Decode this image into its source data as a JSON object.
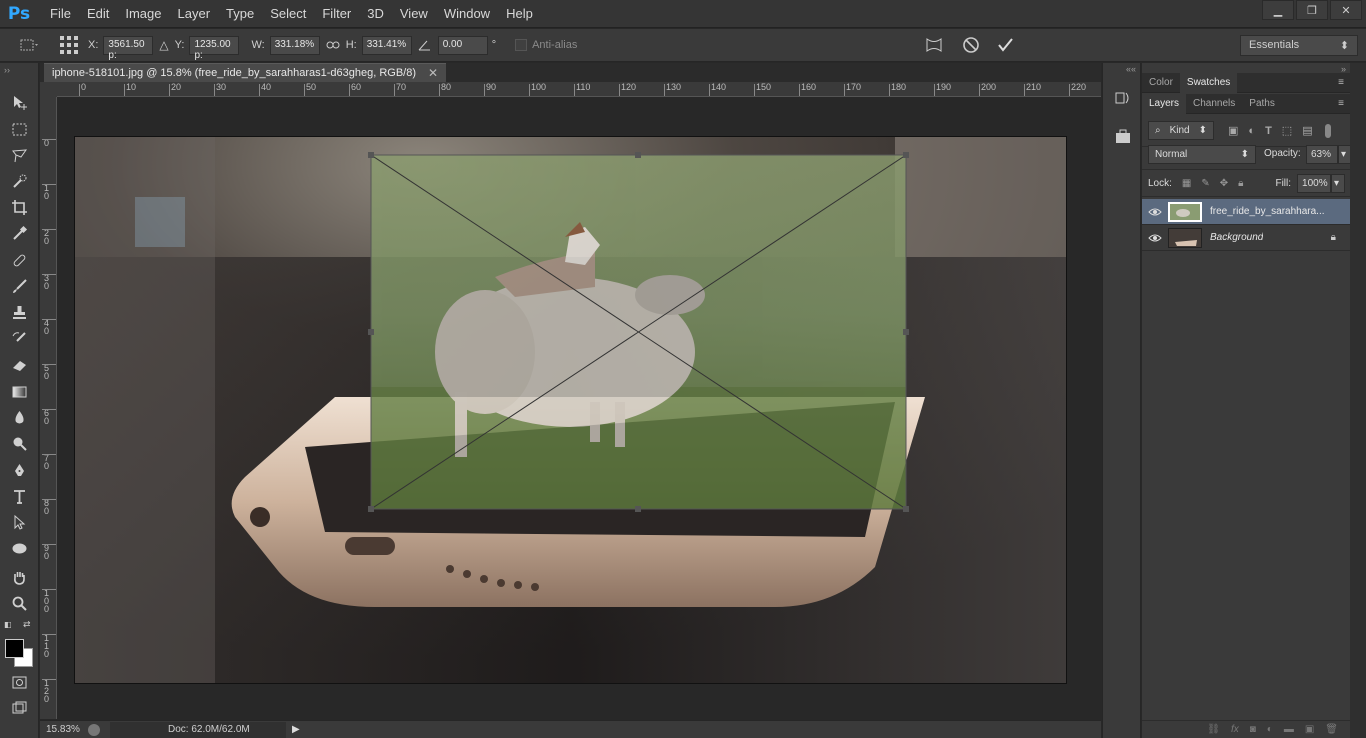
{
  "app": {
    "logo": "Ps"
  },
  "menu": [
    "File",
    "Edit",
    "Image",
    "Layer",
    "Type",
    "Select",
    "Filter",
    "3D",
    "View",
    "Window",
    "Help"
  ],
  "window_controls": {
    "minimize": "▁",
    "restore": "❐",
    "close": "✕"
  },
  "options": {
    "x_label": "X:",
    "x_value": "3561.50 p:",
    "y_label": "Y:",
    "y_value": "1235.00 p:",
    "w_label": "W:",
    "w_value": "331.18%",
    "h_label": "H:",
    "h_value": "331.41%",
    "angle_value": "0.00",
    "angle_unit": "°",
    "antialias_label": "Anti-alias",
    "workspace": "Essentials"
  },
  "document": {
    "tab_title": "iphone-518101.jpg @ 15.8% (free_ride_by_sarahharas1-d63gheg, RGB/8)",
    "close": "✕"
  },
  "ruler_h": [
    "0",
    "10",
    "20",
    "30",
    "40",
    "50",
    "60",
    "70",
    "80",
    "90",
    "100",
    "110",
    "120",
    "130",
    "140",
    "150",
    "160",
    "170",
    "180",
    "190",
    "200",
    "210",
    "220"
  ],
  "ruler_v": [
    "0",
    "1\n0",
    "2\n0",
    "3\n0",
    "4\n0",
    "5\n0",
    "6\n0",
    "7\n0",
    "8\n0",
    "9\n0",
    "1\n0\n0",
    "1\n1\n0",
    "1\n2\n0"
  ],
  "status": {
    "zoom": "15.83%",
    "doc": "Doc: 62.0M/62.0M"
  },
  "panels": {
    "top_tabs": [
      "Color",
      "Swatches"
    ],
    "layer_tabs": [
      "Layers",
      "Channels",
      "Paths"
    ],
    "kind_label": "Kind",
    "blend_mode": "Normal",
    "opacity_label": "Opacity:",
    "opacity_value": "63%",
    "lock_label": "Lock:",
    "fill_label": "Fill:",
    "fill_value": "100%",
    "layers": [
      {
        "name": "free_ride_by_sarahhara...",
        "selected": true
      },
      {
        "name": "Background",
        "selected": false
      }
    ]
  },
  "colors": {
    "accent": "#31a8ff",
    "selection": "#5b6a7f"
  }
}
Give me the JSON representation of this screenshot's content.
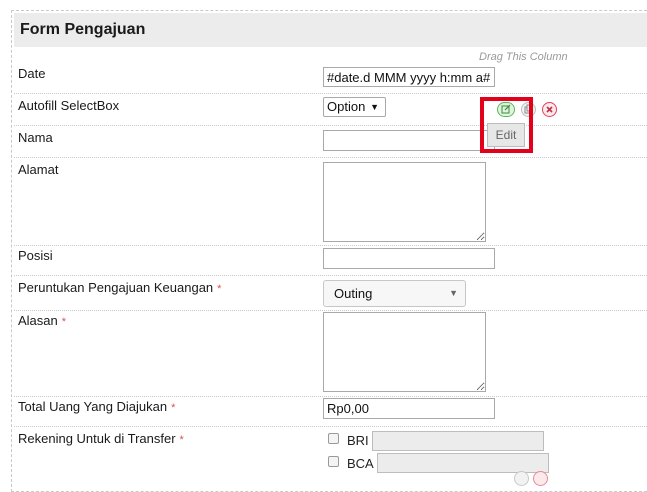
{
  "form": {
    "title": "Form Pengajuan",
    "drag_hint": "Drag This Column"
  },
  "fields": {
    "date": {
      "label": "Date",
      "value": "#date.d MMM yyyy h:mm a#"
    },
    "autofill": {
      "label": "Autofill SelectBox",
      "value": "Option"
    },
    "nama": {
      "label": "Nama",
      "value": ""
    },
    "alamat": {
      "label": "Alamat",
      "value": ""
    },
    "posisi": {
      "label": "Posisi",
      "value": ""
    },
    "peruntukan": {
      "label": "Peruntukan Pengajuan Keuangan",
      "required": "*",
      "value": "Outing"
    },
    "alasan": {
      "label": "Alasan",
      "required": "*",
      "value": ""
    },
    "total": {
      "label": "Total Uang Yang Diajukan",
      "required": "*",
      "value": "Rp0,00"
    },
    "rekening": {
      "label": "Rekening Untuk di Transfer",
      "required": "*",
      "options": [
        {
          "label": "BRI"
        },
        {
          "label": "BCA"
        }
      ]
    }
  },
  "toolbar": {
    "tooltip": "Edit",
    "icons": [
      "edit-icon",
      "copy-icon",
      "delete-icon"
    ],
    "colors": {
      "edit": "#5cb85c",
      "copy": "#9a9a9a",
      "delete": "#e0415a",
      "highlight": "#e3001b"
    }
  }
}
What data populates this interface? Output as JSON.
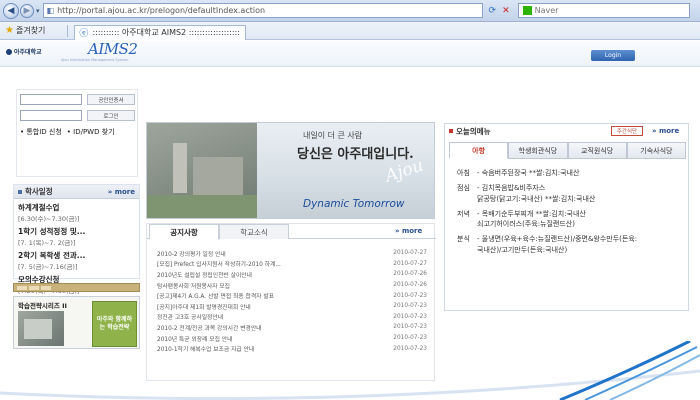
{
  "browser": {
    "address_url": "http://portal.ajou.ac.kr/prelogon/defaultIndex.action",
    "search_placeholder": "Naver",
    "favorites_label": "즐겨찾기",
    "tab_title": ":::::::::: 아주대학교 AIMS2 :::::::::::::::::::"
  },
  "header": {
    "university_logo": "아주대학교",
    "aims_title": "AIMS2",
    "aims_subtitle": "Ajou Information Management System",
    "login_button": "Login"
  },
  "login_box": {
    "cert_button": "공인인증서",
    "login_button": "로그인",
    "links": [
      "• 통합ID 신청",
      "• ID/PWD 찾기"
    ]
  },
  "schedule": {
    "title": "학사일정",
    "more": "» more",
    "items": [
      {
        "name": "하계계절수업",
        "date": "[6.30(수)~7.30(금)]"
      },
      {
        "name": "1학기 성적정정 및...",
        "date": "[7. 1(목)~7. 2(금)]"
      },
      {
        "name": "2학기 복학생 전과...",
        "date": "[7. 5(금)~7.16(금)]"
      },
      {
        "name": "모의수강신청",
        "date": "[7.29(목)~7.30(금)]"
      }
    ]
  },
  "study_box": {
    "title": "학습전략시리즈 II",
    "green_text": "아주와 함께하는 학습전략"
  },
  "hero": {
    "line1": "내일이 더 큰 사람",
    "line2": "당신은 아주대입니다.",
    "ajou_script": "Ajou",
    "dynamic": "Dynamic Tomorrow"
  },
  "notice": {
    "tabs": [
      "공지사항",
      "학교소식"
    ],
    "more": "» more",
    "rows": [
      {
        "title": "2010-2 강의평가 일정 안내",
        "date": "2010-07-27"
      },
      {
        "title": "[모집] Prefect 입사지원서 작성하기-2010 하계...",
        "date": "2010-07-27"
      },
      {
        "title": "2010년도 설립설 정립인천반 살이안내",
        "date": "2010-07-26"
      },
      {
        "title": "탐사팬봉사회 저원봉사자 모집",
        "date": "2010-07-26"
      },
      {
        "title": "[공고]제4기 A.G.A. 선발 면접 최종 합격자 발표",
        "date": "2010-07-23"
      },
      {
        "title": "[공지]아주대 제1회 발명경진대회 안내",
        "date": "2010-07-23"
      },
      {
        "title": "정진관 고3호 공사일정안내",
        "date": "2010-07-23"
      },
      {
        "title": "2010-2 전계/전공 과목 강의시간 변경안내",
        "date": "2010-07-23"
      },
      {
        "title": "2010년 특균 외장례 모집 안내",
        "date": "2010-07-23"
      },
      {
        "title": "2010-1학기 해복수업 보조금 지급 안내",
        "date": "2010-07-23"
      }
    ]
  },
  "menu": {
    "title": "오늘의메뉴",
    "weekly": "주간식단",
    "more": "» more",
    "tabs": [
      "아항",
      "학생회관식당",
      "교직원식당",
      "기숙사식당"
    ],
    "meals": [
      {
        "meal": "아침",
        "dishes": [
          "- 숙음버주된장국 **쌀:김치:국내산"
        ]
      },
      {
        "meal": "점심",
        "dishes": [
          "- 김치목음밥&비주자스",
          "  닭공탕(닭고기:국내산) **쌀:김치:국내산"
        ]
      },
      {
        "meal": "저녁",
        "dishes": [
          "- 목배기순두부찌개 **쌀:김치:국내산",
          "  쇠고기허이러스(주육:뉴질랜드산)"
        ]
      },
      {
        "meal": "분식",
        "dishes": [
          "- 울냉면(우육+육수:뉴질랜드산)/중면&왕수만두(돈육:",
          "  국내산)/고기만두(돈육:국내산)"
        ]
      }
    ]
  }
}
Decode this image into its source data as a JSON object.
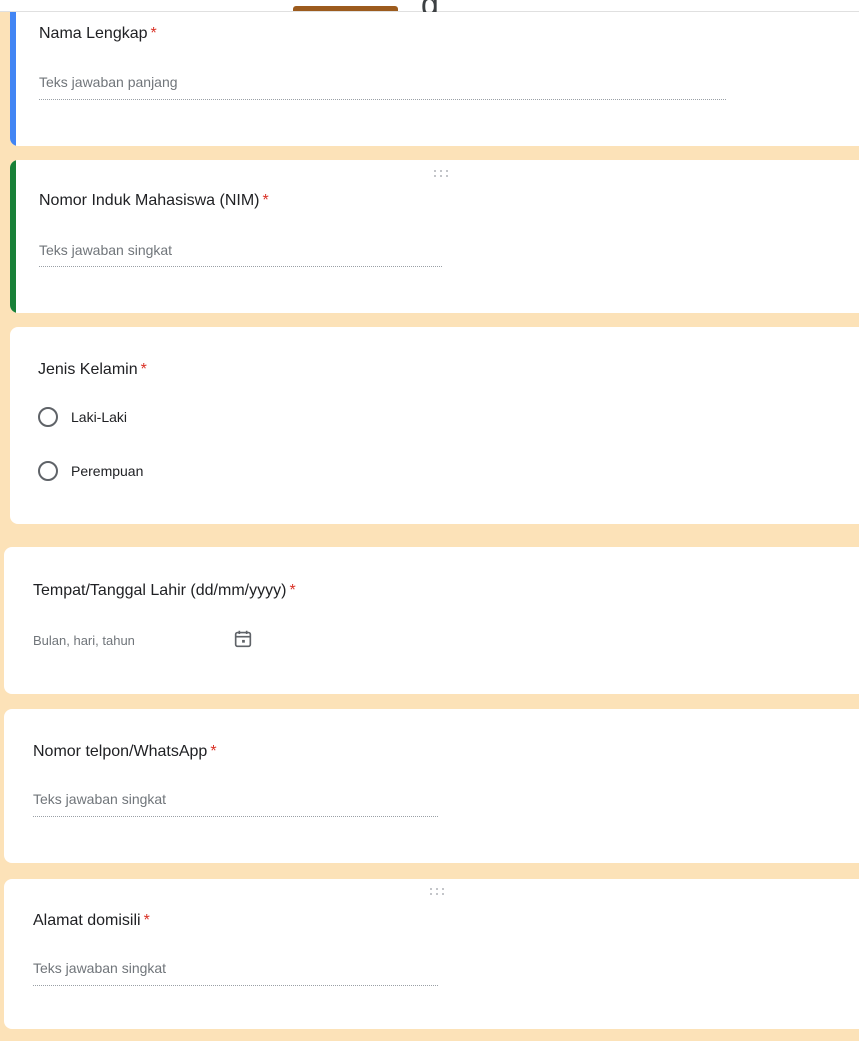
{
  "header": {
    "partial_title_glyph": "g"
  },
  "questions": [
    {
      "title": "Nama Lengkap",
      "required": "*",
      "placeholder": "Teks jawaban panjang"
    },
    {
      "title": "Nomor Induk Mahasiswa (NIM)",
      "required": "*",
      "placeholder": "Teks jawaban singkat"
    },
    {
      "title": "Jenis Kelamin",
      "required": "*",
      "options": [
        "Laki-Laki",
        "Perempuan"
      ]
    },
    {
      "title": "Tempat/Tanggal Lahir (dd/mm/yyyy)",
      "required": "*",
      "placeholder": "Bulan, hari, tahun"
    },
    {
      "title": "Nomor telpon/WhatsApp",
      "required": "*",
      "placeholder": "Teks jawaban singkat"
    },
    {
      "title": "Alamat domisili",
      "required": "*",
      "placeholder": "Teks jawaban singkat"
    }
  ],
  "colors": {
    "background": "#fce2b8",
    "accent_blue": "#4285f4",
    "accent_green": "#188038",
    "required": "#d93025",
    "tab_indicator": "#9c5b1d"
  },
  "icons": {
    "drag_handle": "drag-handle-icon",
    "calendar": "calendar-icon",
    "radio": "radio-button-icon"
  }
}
· · · · ·
→ WHAT THE TASK REQUIRES:
Scan the entries above for the word "뉴질랜드산" and collect each line holding it.

→ PROBLEM SOLUTION:
          "  쇠고기허이러스(주육:뉴질랜드산)"
          "- 울냉면(우육+육수:뉴질랜드산)/중면&왕수만두(돈육:",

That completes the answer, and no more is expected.